Whenever a line contains the string "memory", copy it out of the entries.

RECORDS FOR THE TASK:
━━━━━━━━

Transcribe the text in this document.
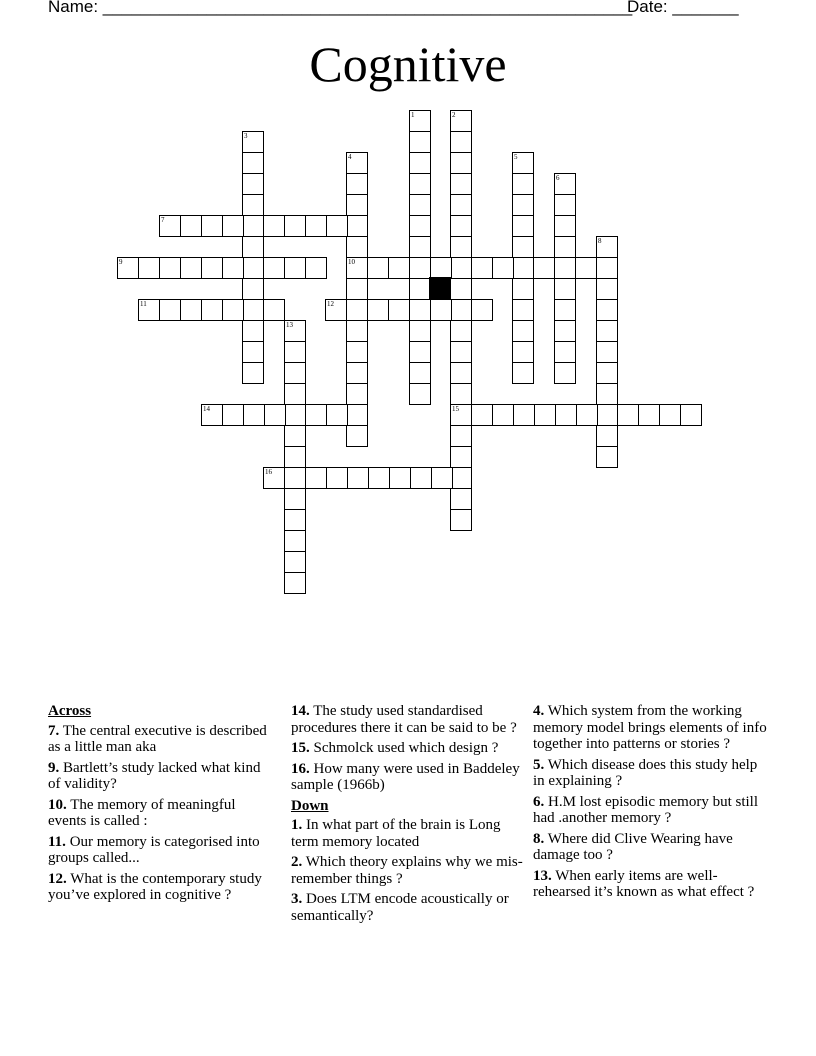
Name: ________________________________________________________
Date: _______
Cognitive
1	2
3
4	5
6
7
8
9	10
11	12
13
14	15
16
Across
7. The central executive is described as a little man aka
9. Bartlett’s study lacked what kind of validity?
10. The memory of meaningful events is called :
11. Our memory is categorised into groups called...
12. What is the contemporary study you’ve explored in cognitive ?
14. The study used standardised procedures there it can be said to be ?
15. Schmolck used which design ?
16. How many were used in Baddeley sample (1966b)
Down
1. In what part of the brain is Long term memory located
2. Which theory explains why we mis-remember things ?
3. Does LTM encode acoustically or semantically?
4. Which system from the working memory model brings elements of info together into patterns or stories ?
5. Which disease does this study help in explaining ?
6. H.M lost episodic memory but still had .another memory ?
8. Where did Clive Wearing have damage too ?
13. When early items are well-rehearsed it’s known as what effect ?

━━━━━━━━

EXPECTED ANSWER:
10. The memory of meaningful events is called :
11. Our memory is categorised into groups called...
1. In what part of the brain is Long term memory located
4. Which system from the working memory model brings elements of info together into patterns or stories ?
6. H.M lost episodic memory but still had .another memory ?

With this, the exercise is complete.